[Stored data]
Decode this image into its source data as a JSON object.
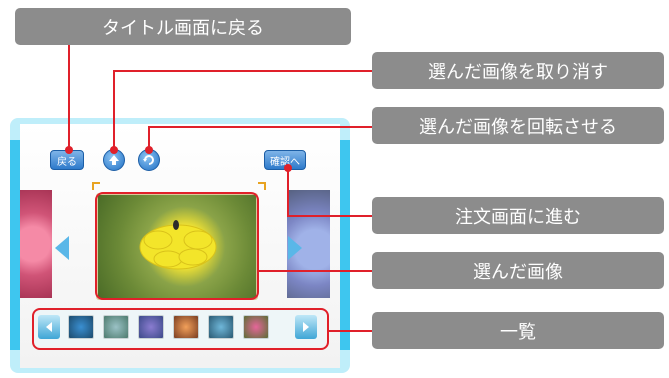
{
  "callouts": {
    "back_to_title": "タイトル画面に戻る",
    "undo_selection": "選んだ画像を取り消す",
    "rotate_image": "選んだ画像を回転させる",
    "proceed_to_order": "注文画面に進む",
    "selected_image": "選んだ画像",
    "list": "一覧"
  },
  "ui": {
    "back_button": "戻る",
    "confirm_button": "確認へ"
  },
  "icons": {
    "undo": "up-arrow-icon",
    "rotate": "rotate-icon",
    "prev": "left-arrow-icon",
    "next": "right-arrow-icon"
  },
  "colors": {
    "accent_line": "#e0202a",
    "callout_bg": "#8c8c8c",
    "button_blue": "#2e7acb",
    "frame_cyan": "#3ec6ef"
  }
}
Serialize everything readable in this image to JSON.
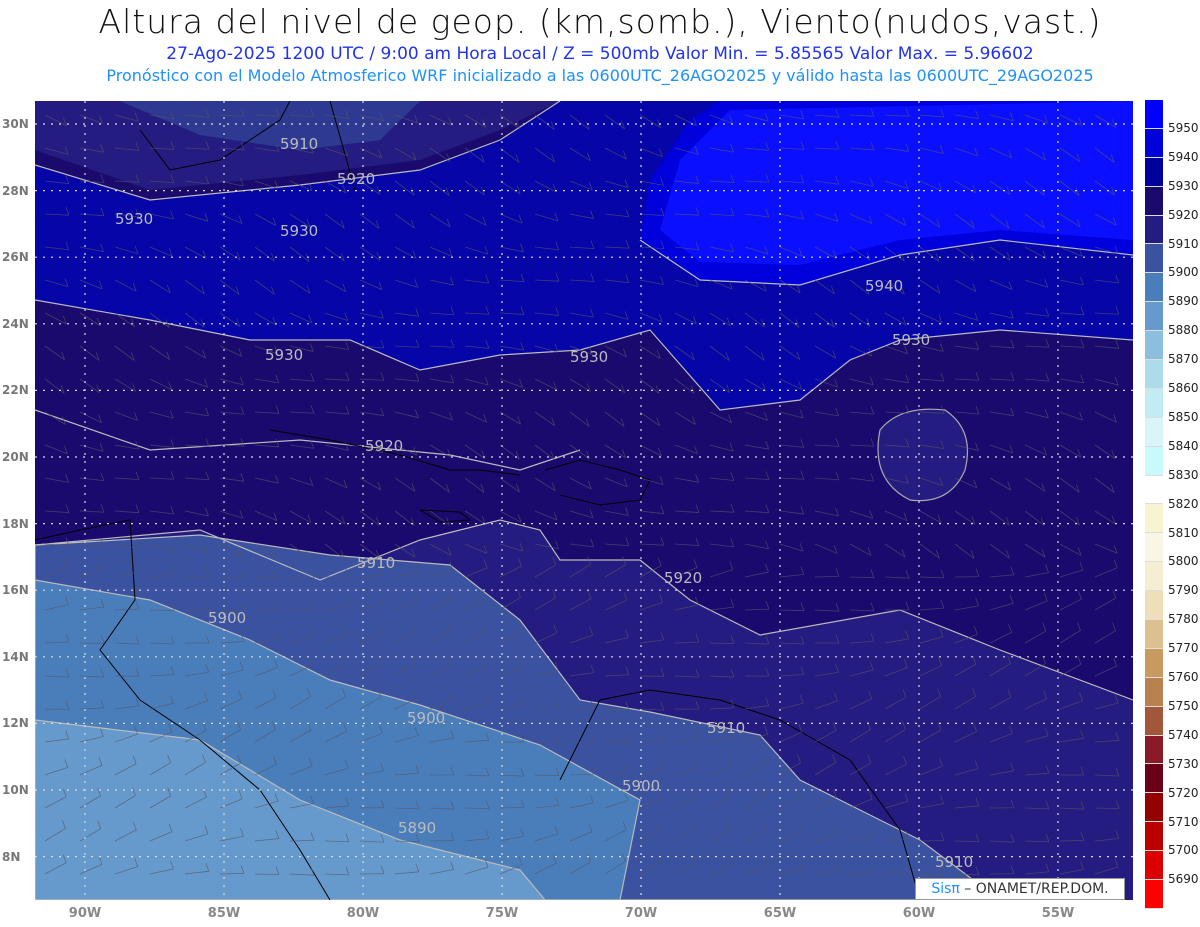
{
  "header": {
    "title": "Altura del nivel de geop. (km,somb.), Viento(nudos,vast.)",
    "line1": "27-Ago-2025  1200 UTC / 9:00 am Hora Local / Z = 500mb    Valor Min. = 5.85565  Valor Max. = 5.96602",
    "line2": "Pronóstico con el Modelo Atmosferico WRF inicializado a las 0600UTC_26AGO2025 y válido hasta las  0600UTC_29AGO2025"
  },
  "map": {
    "lat_labels": [
      "30N",
      "28N",
      "26N",
      "24N",
      "22N",
      "20N",
      "18N",
      "16N",
      "14N",
      "12N",
      "10N",
      "8N"
    ],
    "lon_labels": [
      "90W",
      "85W",
      "80W",
      "75W",
      "70W",
      "65W",
      "60W",
      "55W"
    ],
    "contour_labels": [
      "5910",
      "5920",
      "5930",
      "5930",
      "5930",
      "5930",
      "5940",
      "5930",
      "5920",
      "5910",
      "5920",
      "5900",
      "5900",
      "5910",
      "5900",
      "5890",
      "5910"
    ],
    "fill_colors": {
      "z5950": "#0000ff",
      "z5940": "#0000d8",
      "z5930": "#00009a",
      "z5920": "#1a0a6e",
      "z5910": "#241c80",
      "z5900": "#3a52a0",
      "z5890": "#4a7ebb",
      "z5880": "#6699cc"
    }
  },
  "colorbar": {
    "labels": [
      "5950",
      "5940",
      "5930",
      "5920",
      "5910",
      "5900",
      "5890",
      "5880",
      "5870",
      "5860",
      "5850",
      "5840",
      "5830",
      "5820",
      "5810",
      "5800",
      "5790",
      "5780",
      "5770",
      "5760",
      "5750",
      "5740",
      "5730",
      "5720",
      "5710",
      "5700",
      "5690"
    ],
    "colors": [
      "#0000ff",
      "#0000d8",
      "#00009a",
      "#1a0a6e",
      "#241c80",
      "#3a52a0",
      "#4a7ebb",
      "#6699cc",
      "#8bbfdd",
      "#acdcea",
      "#c2ecf3",
      "#daf5f8",
      "#c8f9fb",
      "#ffffff",
      "#f8f4d2",
      "#faf6e6",
      "#f6eed2",
      "#efdfb8",
      "#dcc090",
      "#c89a60",
      "#b98050",
      "#a0573a",
      "#8a1a28",
      "#6a0018",
      "#940000",
      "#bb0000",
      "#dd0000",
      "#ff0000"
    ]
  },
  "logo": {
    "sis": "Sisπ",
    "text": " –  ONAMET/REP.DOM."
  }
}
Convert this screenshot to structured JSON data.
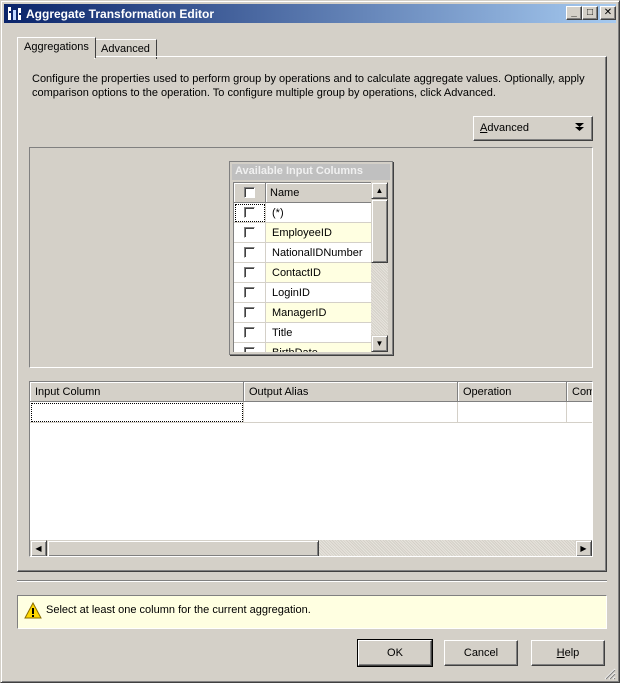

= Do this =
Pictures are excluded; repeat every record exactly.

= Reply =
Decode this image into its source data as a JSON object.
{
  "callouts": {
    "back_to_title": "タイトル画面に戻る",
    "undo_selection": "選んだ画像を取り消す",
    "rotate_image": "選んだ画像を回転させる",
    "proceed_to_order": "注文画面に進む",
    "selected_image": "選んだ画像",
    "list": "一覧"
  },
  "ui": {
    "back_button": "戻る",
    "confirm_button": "確認へ"
  },
  "icons": {
    "undo": "up-arrow-icon",
    "rotate": "rotate-icon",
    "prev": "left-arrow-icon",
    "next": "right-arrow-icon"
  },
  "colors": {
    "accent_line": "#e0202a",
    "callout_bg": "#8c8c8c",
    "button_blue": "#2e7acb",
    "frame_cyan": "#3ec6ef"
  }
}
Serialize everything readable in this image to JSON.
{
  "header": {
    "title": "Altura del nivel de geop. (km,somb.), Viento(nudos,vast.)",
    "line1": "27-Ago-2025  1200 UTC / 9:00 am Hora Local / Z = 500mb    Valor Min. = 5.85565  Valor Max. = 5.96602",
    "line2": "Pronóstico con el Modelo Atmosferico WRF inicializado a las 0600UTC_26AGO2025 y válido hasta las  0600UTC_29AGO2025"
  },
  "map": {
    "lat_labels": [
      "30N",
      "28N",
      "26N",
      "24N",
      "22N",
      "20N",
      "18N",
      "16N",
      "14N",
      "12N",
      "10N",
      "8N"
    ],
    "lon_labels": [
      "90W",
      "85W",
      "80W",
      "75W",
      "70W",
      "65W",
      "60W",
      "55W"
    ],
    "contour_labels": [
      "5910",
      "5920",
      "5930",
      "5930",
      "5930",
      "5930",
      "5940",
      "5930",
      "5920",
      "5910",
      "5920",
      "5900",
      "5900",
      "5910",
      "5900",
      "5890",
      "5910"
    ],
    "fill_colors": {
      "z5950": "#0000ff",
      "z5940": "#0000d8",
      "z5930": "#00009a",
      "z5920": "#1a0a6e",
      "z5910": "#241c80",
      "z5900": "#3a52a0",
      "z5890": "#4a7ebb",
      "z5880": "#6699cc"
    }
  },
  "colorbar": {
    "labels": [
      "5950",
      "5940",
      "5930",
      "5920",
      "5910",
      "5900",
      "5890",
      "5880",
      "5870",
      "5860",
      "5850",
      "5840",
      "5830",
      "5820",
      "5810",
      "5800",
      "5790",
      "5780",
      "5770",
      "5760",
      "5750",
      "5740",
      "5730",
      "5720",
      "5710",
      "5700",
      "5690"
    ],
    "colors": [
      "#0000ff",
      "#0000d8",
      "#00009a",
      "#1a0a6e",
      "#241c80",
      "#3a52a0",
      "#4a7ebb",
      "#6699cc",
      "#8bbfdd",
      "#acdcea",
      "#c2ecf3",
      "#daf5f8",
      "#c8f9fb",
      "#ffffff",
      "#f8f4d2",
      "#faf6e6",
      "#f6eed2",
      "#efdfb8",
      "#dcc090",
      "#c89a60",
      "#b98050",
      "#a0573a",
      "#8a1a28",
      "#6a0018",
      "#940000",
      "#bb0000",
      "#dd0000",
      "#ff0000"
    ]
  },
  "logo": {
    "sis": "Sisπ",
    "text": " –  ONAMET/REP.DOM."
  }
}
Convert this screenshot to structured JSON data.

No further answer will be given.